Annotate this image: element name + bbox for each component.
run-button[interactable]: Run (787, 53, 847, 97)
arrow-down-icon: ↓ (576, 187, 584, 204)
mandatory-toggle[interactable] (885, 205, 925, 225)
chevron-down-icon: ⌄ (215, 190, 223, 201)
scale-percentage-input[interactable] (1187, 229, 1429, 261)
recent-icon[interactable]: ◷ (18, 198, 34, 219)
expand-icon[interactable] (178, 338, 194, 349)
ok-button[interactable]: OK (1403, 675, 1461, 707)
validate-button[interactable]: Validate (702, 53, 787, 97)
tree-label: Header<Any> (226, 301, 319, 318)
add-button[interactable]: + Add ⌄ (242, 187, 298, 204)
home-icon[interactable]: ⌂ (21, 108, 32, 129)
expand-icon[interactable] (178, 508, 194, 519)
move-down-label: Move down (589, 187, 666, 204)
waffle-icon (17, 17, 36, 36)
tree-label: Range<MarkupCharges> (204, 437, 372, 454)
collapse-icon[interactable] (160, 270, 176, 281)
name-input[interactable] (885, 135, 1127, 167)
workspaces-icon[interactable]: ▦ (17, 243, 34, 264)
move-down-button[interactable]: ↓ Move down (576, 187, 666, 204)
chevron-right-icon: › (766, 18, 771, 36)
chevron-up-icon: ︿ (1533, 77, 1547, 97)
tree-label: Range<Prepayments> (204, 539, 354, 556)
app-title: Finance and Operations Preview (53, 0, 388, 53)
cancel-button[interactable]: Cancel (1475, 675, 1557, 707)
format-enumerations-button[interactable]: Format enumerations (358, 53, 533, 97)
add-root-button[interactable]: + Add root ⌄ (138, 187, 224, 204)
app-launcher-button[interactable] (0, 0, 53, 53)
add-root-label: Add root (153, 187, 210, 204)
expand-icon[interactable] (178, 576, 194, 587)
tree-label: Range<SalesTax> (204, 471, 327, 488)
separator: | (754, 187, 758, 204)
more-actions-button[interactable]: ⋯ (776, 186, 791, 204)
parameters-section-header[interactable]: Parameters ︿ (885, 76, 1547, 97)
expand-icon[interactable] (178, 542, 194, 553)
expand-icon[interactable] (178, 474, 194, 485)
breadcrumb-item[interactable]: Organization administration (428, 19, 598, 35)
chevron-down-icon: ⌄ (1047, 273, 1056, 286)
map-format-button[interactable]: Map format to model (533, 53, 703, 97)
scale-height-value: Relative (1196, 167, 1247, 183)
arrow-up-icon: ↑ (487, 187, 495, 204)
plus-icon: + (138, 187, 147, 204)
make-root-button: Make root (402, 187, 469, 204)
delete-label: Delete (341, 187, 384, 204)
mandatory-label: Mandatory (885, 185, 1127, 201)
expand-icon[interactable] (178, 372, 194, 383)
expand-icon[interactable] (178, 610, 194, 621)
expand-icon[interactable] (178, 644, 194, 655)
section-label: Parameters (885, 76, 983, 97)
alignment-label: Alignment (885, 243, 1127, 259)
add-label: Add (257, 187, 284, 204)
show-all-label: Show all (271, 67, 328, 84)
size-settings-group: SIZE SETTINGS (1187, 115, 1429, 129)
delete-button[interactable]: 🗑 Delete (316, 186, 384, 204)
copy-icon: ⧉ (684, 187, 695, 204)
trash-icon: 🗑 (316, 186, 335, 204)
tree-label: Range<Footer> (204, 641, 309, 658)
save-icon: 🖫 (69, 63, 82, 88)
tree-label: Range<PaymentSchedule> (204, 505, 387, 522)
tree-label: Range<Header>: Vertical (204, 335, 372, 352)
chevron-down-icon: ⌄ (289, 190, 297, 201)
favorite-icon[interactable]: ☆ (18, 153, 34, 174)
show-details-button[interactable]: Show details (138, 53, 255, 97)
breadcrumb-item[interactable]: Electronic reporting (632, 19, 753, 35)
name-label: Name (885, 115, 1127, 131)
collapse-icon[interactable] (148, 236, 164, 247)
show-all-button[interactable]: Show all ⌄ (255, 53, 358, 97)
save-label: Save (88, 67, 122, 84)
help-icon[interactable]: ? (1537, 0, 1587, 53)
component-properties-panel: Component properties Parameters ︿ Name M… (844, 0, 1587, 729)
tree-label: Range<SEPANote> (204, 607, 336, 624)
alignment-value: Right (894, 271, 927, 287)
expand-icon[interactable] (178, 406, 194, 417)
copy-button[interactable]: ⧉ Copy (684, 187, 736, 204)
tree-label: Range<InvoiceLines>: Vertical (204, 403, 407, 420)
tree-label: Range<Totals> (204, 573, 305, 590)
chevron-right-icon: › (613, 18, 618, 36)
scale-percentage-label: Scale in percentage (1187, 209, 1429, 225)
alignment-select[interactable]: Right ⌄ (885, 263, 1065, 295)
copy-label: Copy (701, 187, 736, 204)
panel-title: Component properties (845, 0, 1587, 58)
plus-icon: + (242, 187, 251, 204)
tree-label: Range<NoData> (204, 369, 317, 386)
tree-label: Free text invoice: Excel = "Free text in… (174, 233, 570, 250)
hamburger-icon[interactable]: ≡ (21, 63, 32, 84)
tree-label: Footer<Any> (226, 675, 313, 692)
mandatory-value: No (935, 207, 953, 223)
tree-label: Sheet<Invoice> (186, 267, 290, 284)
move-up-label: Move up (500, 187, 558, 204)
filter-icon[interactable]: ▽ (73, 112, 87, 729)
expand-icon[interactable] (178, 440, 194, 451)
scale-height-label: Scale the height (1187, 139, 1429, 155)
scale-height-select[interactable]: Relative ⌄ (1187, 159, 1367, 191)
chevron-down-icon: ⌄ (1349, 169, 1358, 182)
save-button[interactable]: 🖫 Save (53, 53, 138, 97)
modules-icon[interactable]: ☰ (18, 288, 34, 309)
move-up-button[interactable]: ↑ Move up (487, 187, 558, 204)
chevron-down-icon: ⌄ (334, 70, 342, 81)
● ● ● ● ●
▸ GOAL
Please echo all of the lines above exactly as they appear.

▸ ANSWER BELOW
Annotate this image: element name + bbox for each component.
run-button[interactable]: Run (787, 53, 847, 97)
arrow-down-icon: ↓ (576, 187, 584, 204)
mandatory-toggle[interactable] (885, 205, 925, 225)
chevron-down-icon: ⌄ (215, 190, 223, 201)
scale-percentage-input[interactable] (1187, 229, 1429, 261)
recent-icon[interactable]: ◷ (18, 198, 34, 219)
expand-icon[interactable] (178, 338, 194, 349)
ok-button[interactable]: OK (1403, 675, 1461, 707)
validate-button[interactable]: Validate (702, 53, 787, 97)
tree-label: Header<Any> (226, 301, 319, 318)
add-button[interactable]: + Add ⌄ (242, 187, 298, 204)
home-icon[interactable]: ⌂ (21, 108, 32, 129)
expand-icon[interactable] (178, 508, 194, 519)
move-down-label: Move down (589, 187, 666, 204)
waffle-icon (17, 17, 36, 36)
tree-label: Range<MarkupCharges> (204, 437, 372, 454)
collapse-icon[interactable] (160, 270, 176, 281)
name-input[interactable] (885, 135, 1127, 167)
workspaces-icon[interactable]: ▦ (17, 243, 34, 264)
move-down-button[interactable]: ↓ Move down (576, 187, 666, 204)
chevron-right-icon: › (766, 18, 771, 36)
chevron-up-icon: ︿ (1533, 77, 1547, 97)
tree-label: Range<Prepayments> (204, 539, 354, 556)
app-title: Finance and Operations Preview (53, 0, 388, 53)
cancel-button[interactable]: Cancel (1475, 675, 1557, 707)
format-enumerations-button[interactable]: Format enumerations (358, 53, 533, 97)
add-root-button[interactable]: + Add root ⌄ (138, 187, 224, 204)
app-launcher-button[interactable] (0, 0, 53, 53)
add-root-label: Add root (153, 187, 210, 204)
expand-icon[interactable] (178, 576, 194, 587)
tree-label: Range<SalesTax> (204, 471, 327, 488)
separator: | (754, 187, 758, 204)
more-actions-button[interactable]: ⋯ (776, 186, 791, 204)
parameters-section-header[interactable]: Parameters ︿ (885, 76, 1547, 97)
expand-icon[interactable] (178, 542, 194, 553)
expand-icon[interactable] (178, 474, 194, 485)
breadcrumb-item[interactable]: Organization administration (428, 19, 598, 35)
chevron-down-icon: ⌄ (1047, 273, 1056, 286)
map-format-button[interactable]: Map format to model (533, 53, 703, 97)
scale-height-value: Relative (1196, 167, 1247, 183)
arrow-up-icon: ↑ (487, 187, 495, 204)
plus-icon: + (138, 187, 147, 204)
make-root-button: Make root (402, 187, 469, 204)
delete-label: Delete (341, 187, 384, 204)
mandatory-label: Mandatory (885, 185, 1127, 201)
expand-icon[interactable] (178, 372, 194, 383)
expand-icon[interactable] (178, 610, 194, 621)
expand-icon[interactable] (178, 644, 194, 655)
section-label: Parameters (885, 76, 983, 97)
alignment-label: Alignment (885, 243, 1127, 259)
add-label: Add (257, 187, 284, 204)
show-all-label: Show all (271, 67, 328, 84)
size-settings-group: SIZE SETTINGS (1187, 115, 1429, 129)
delete-button[interactable]: 🗑 Delete (316, 186, 384, 204)
copy-icon: ⧉ (684, 187, 695, 204)
trash-icon: 🗑 (316, 186, 335, 204)
tree-label: Range<Footer> (204, 641, 309, 658)
save-icon: 🖫 (69, 63, 82, 88)
tree-label: Range<PaymentSchedule> (204, 505, 387, 522)
tree-label: Range<Header>: Vertical (204, 335, 372, 352)
chevron-down-icon: ⌄ (289, 190, 297, 201)
favorite-icon[interactable]: ☆ (18, 153, 34, 174)
show-details-button[interactable]: Show details (138, 53, 255, 97)
breadcrumb-item[interactable]: Electronic reporting (632, 19, 753, 35)
name-label: Name (885, 115, 1127, 131)
collapse-icon[interactable] (148, 236, 164, 247)
show-all-button[interactable]: Show all ⌄ (255, 53, 358, 97)
save-label: Save (88, 67, 122, 84)
help-icon[interactable]: ? (1537, 0, 1587, 53)
component-properties-panel: Component properties Parameters ︿ Name M… (844, 0, 1587, 729)
tree-label: Range<SEPANote> (204, 607, 336, 624)
alignment-value: Right (894, 271, 927, 287)
expand-icon[interactable] (178, 406, 194, 417)
copy-button[interactable]: ⧉ Copy (684, 187, 736, 204)
tree-label: Range<InvoiceLines>: Vertical (204, 403, 407, 420)
tree-label: Range<Totals> (204, 573, 305, 590)
chevron-right-icon: › (613, 18, 618, 36)
scale-percentage-label: Scale in percentage (1187, 209, 1429, 225)
alignment-select[interactable]: Right ⌄ (885, 263, 1065, 295)
copy-label: Copy (701, 187, 736, 204)
panel-title: Component properties (845, 0, 1587, 58)
plus-icon: + (242, 187, 251, 204)
tree-label: Range<NoData> (204, 369, 317, 386)
tree-label: Free text invoice: Excel = "Free text in… (174, 233, 570, 250)
hamburger-icon[interactable]: ≡ (21, 63, 32, 84)
tree-label: Footer<Any> (226, 675, 313, 692)
mandatory-value: No (935, 207, 953, 223)
tree-label: Sheet<Invoice> (186, 267, 290, 284)
move-up-label: Move up (500, 187, 558, 204)
filter-icon[interactable]: ▽ (73, 112, 87, 729)
expand-icon[interactable] (178, 440, 194, 451)
scale-height-label: Scale the height (1187, 139, 1429, 155)
scale-height-select[interactable]: Relative ⌄ (1187, 159, 1367, 191)
chevron-down-icon: ⌄ (1349, 169, 1358, 182)
save-button[interactable]: 🖫 Save (53, 53, 138, 97)
modules-icon[interactable]: ☰ (18, 288, 34, 309)
move-up-button[interactable]: ↑ Move up (487, 187, 558, 204)
chevron-down-icon: ⌄ (334, 70, 342, 81)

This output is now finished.